_Dataset items_
-=-=-=-=-
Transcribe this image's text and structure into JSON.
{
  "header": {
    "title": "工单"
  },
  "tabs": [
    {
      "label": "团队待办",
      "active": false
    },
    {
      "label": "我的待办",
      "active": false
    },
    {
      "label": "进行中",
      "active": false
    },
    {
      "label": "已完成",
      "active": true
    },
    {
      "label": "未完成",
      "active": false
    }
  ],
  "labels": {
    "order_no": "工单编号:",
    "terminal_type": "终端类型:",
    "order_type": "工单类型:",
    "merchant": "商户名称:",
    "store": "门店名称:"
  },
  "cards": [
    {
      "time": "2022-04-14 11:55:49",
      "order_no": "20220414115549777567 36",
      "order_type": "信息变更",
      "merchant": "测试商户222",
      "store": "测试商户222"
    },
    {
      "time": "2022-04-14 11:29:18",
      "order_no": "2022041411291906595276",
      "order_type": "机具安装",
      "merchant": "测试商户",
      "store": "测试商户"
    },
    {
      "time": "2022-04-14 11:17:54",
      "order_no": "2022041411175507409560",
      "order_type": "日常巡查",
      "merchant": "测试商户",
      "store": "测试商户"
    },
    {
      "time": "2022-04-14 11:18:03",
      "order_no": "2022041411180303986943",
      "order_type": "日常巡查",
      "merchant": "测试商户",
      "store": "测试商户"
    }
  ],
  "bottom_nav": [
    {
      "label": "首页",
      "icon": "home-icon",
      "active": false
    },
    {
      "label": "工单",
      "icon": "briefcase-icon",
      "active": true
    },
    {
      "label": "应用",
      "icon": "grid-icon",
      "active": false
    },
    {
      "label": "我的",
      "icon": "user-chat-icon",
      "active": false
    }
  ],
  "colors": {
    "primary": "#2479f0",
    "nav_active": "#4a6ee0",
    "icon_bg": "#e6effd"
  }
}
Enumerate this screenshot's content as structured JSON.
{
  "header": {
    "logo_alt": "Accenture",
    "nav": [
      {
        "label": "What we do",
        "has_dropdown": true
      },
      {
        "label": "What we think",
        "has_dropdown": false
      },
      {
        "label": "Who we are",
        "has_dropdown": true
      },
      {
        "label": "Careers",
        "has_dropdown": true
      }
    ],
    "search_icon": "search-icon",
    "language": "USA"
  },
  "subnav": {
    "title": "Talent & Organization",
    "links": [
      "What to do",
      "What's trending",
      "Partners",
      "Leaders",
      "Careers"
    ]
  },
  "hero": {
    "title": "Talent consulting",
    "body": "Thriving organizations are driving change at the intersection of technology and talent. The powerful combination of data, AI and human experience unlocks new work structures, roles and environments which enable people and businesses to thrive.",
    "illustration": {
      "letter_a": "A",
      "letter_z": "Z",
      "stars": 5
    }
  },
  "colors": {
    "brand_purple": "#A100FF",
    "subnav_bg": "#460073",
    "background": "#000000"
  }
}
-=-=-=-=-
Extract exactly the lines between the line containing "Enumerate this screenshot's" and the end of the data, including both.

_Finished answer_
Enumerate this screenshot's content as structured JSON.
{
  "header": {
    "logo_alt": "Accenture",
    "nav": [
      {
        "label": "What we do",
        "has_dropdown": true
      },
      {
        "label": "What we think",
        "has_dropdown": false
      },
      {
        "label": "Who we are",
        "has_dropdown": true
      },
      {
        "label": "Careers",
        "has_dropdown": true
      }
    ],
    "search_icon": "search-icon",
    "language": "USA"
  },
  "subnav": {
    "title": "Talent & Organization",
    "links": [
      "What to do",
      "What's trending",
      "Partners",
      "Leaders",
      "Careers"
    ]
  },
  "hero": {
    "title": "Talent consulting",
    "body": "Thriving organizations are driving change at the intersection of technology and talent. The powerful combination of data, AI and human experience unlocks new work structures, roles and environments which enable people and businesses to thrive.",
    "illustration": {
      "letter_a": "A",
      "letter_z": "Z",
      "stars": 5
    }
  },
  "colors": {
    "brand_purple": "#A100FF",
    "subnav_bg": "#460073",
    "background": "#000000"
  }
}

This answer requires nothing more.